Data entries:
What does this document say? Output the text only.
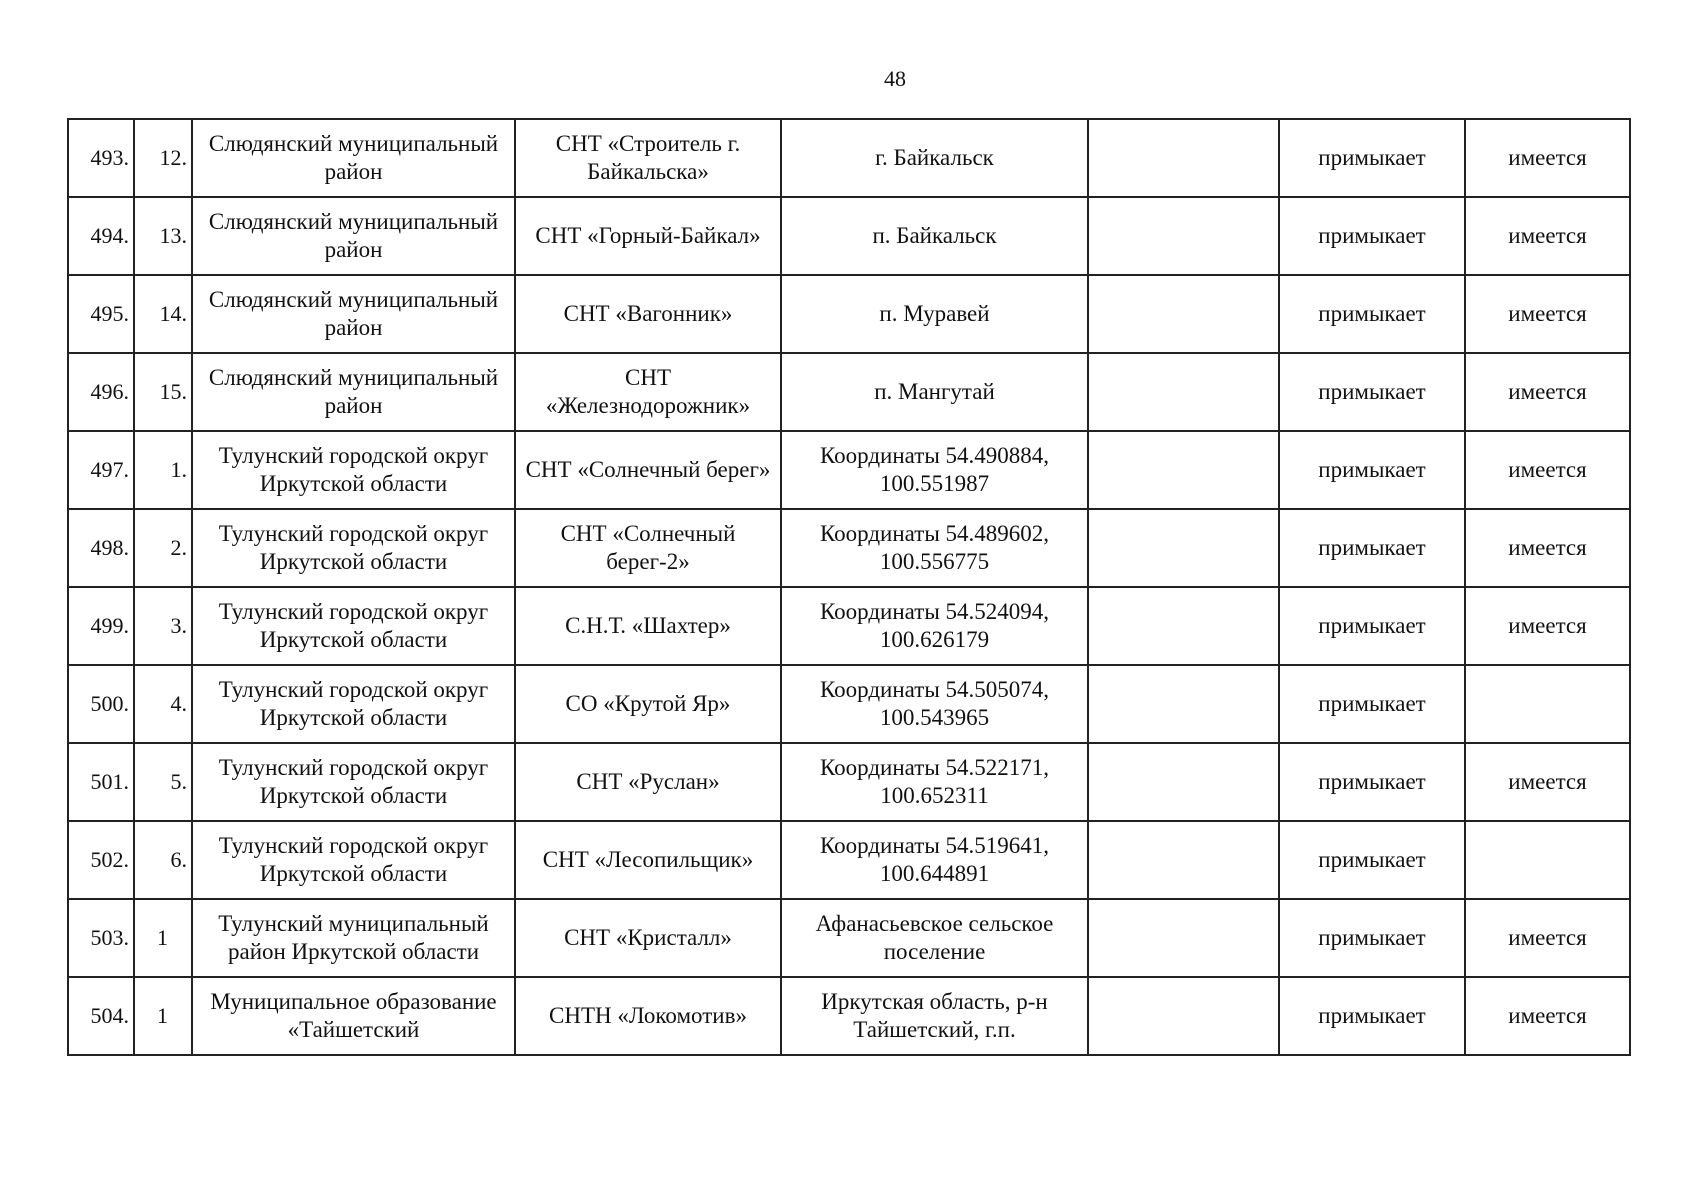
48
493.	12.	Слюдянский муниципальный район	СНТ «Строитель г. Байкальска»	г. Байкальск		примыкает	имеется
494.	13.	Слюдянский муниципальный район	СНТ «Горный-Байкал»	п. Байкальск		примыкает	имеется
495.	14.	Слюдянский муниципальный район	СНТ «Вагонник»	п. Муравей		примыкает	имеется
496.	15.	Слюдянский муниципальный район	СНТ «Железнодорожник»	п. Мангутай		примыкает	имеется
497.	1.	Тулунский городской округ Иркутской области	СНТ «Солнечный берег»	Координаты 54.490884, 100.551987		примыкает	имеется
498.	2.	Тулунский городской округ Иркутской области	СНТ «Солнечный берег-2»	Координаты 54.489602, 100.556775		примыкает	имеется
499.	3.	Тулунский городской округ Иркутской области	С.Н.Т. «Шахтер»	Координаты 54.524094, 100.626179		примыкает	имеется
500.	4.	Тулунский городской округ Иркутской области	СО «Крутой Яр»	Координаты 54.505074, 100.543965		примыкает	
501.	5.	Тулунский городской округ Иркутской области	СНТ «Руслан»	Координаты 54.522171, 100.652311		примыкает	имеется
502.	6.	Тулунский городской округ Иркутской области	СНТ «Лесопильщик»	Координаты 54.519641, 100.644891		примыкает	
503.	1	Тулунский муниципальный район Иркутской области	СНТ «Кристалл»	Афанасьевское сельское поселение		примыкает	имеется
504.	1	Муниципальное образование «Тайшетский	СНТН «Локомотив»	Иркутская область, р-н Тайшетский, г.п.		примыкает	имеется
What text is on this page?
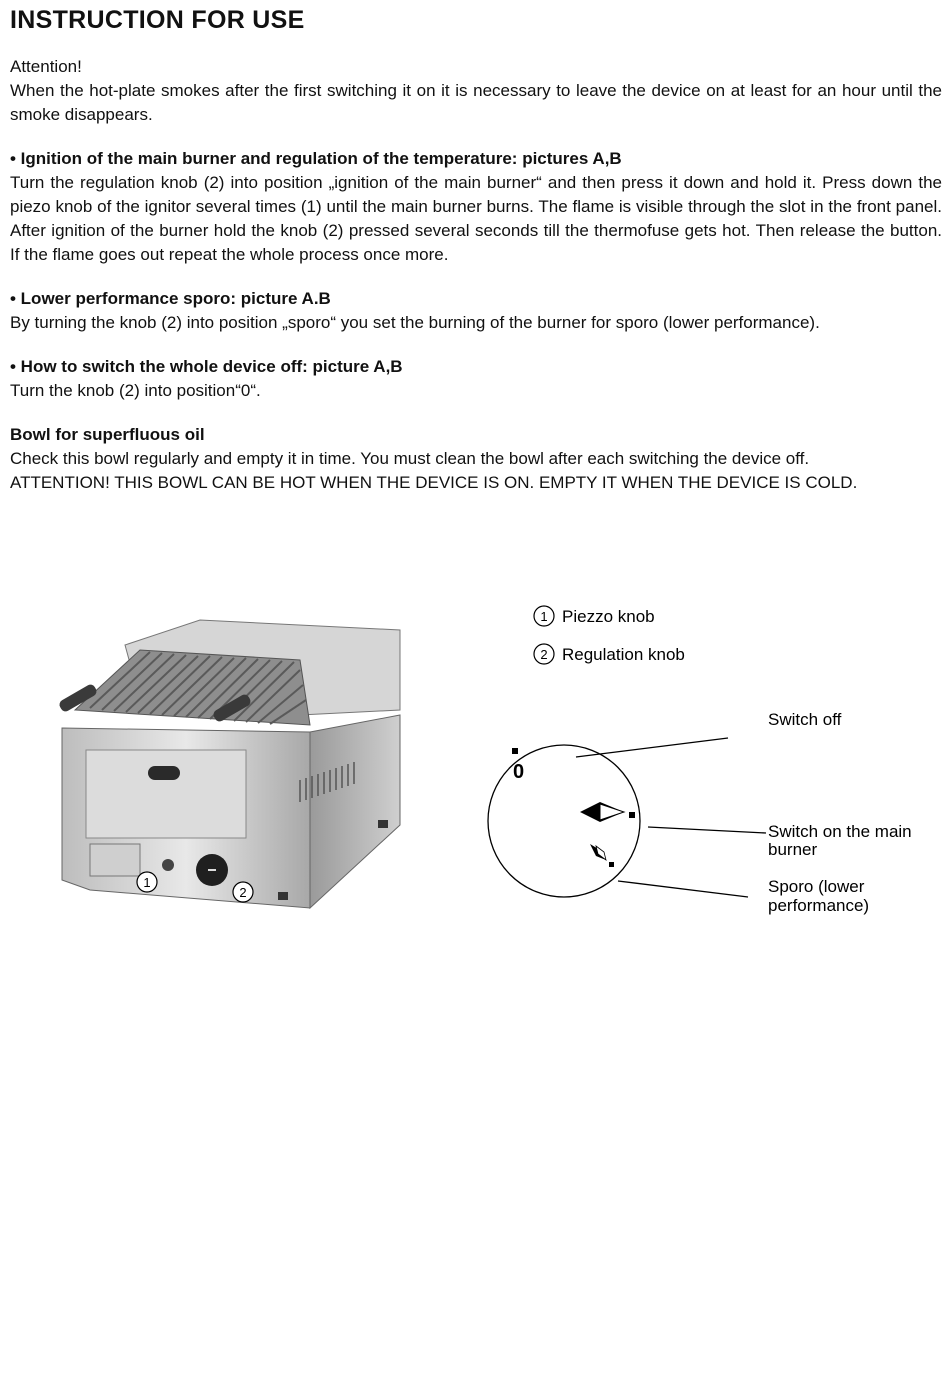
INSTRUCTION FOR USE

Attention!

When the hot-plate smokes after the first switching it on it is necessary to leave the device on at least for an hour until the smoke disappears.

• Ignition of the main burner and regulation of the temperature: pictures A,B

Turn the regulation knob (2) into position „ignition of the main burner“ and then press it down and hold it. Press down the piezo knob of the ignitor several times (1) until the main burner burns. The flame is visible through the slot in the front panel. After ignition of the burner hold the knob (2) pressed several seconds till the thermofuse gets hot. Then release the button. If the flame goes out repeat the whole process once more.

• Lower performance sporo: picture A.B

By turning the knob (2) into position „sporo“ you set the burning of the burner for sporo (lower performance).

• How to switch the whole device off: picture A,B

Turn the knob (2) into position“0“.

Bowl for superfluous oil

Check this bowl regularly and empty it in time. You must clean the bowl after each switching the device off.

ATTENTION! THIS BOWL CAN BE HOT WHEN THE DEVICE IS ON. EMPTY IT WHEN THE DEVICE IS COLD.

1
2
1 Piezzo knob
2 Regulation knob
0
Switch off
Switch on the main
burner
Sporo (lower
performance)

Exercise description:
Can you repeat every record above exactly, apart from the pictures?

Exercise output:
What does this document say? Output the text only.
48
493.	12.	Слюдянский муниципальный район	СНТ «Строитель г. Байкальска»	г. Байкальск		примыкает	имеется
494.	13.	Слюдянский муниципальный район	СНТ «Горный-Байкал»	п. Байкальск		примыкает	имеется
495.	14.	Слюдянский муниципальный район	СНТ «Вагонник»	п. Муравей		примыкает	имеется
496.	15.	Слюдянский муниципальный район	СНТ «Железнодорожник»	п. Мангутай		примыкает	имеется
497.	1.	Тулунский городской округ Иркутской области	СНТ «Солнечный берег»	Координаты 54.490884, 100.551987		примыкает	имеется
498.	2.	Тулунский городской округ Иркутской области	СНТ «Солнечный берег-2»	Координаты 54.489602, 100.556775		примыкает	имеется
499.	3.	Тулунский городской округ Иркутской области	С.Н.Т. «Шахтер»	Координаты 54.524094, 100.626179		примыкает	имеется
500.	4.	Тулунский городской округ Иркутской области	СО «Крутой Яр»	Координаты 54.505074, 100.543965		примыкает	
501.	5.	Тулунский городской округ Иркутской области	СНТ «Руслан»	Координаты 54.522171, 100.652311		примыкает	имеется
502.	6.	Тулунский городской округ Иркутской области	СНТ «Лесопильщик»	Координаты 54.519641, 100.644891		примыкает	
503.	1	Тулунский муниципальный район Иркутской области	СНТ «Кристалл»	Афанасьевское сельское поселение		примыкает	имеется
504.	1	Муниципальное образование «Тайшетский	СНТН «Локомотив»	Иркутская область, р-н Тайшетский, г.п.		примыкает	имеется
What text is on this page?
INSTRUCTION FOR USE

Attention!

When the hot-plate smokes after the first switching it on it is necessary to leave the device on at least for an hour until the smoke disappears.

• Ignition of the main burner and regulation of the temperature: pictures A,B

Turn the regulation knob (2) into position „ignition of the main burner“ and then press it down and hold it. Press down the piezo knob of the ignitor several times (1) until the main burner burns. The flame is visible through the slot in the front panel. After ignition of the burner hold the knob (2) pressed several seconds till the thermofuse gets hot. Then release the button. If the flame goes out repeat the whole process once more.

• Lower performance sporo: picture A.B

By turning the knob (2) into position „sporo“ you set the burning of the burner for sporo (lower performance).

• How to switch the whole device off: picture A,B

Turn the knob (2) into position“0“.

Bowl for superfluous oil

Check this bowl regularly and empty it in time. You must clean the bowl after each switching the device off.

ATTENTION! THIS BOWL CAN BE HOT WHEN THE DEVICE IS ON. EMPTY IT WHEN THE DEVICE IS COLD.

1
2
1 Piezzo knob
2 Regulation knob
0
Switch off
Switch on the main
burner
Sporo (lower
performance)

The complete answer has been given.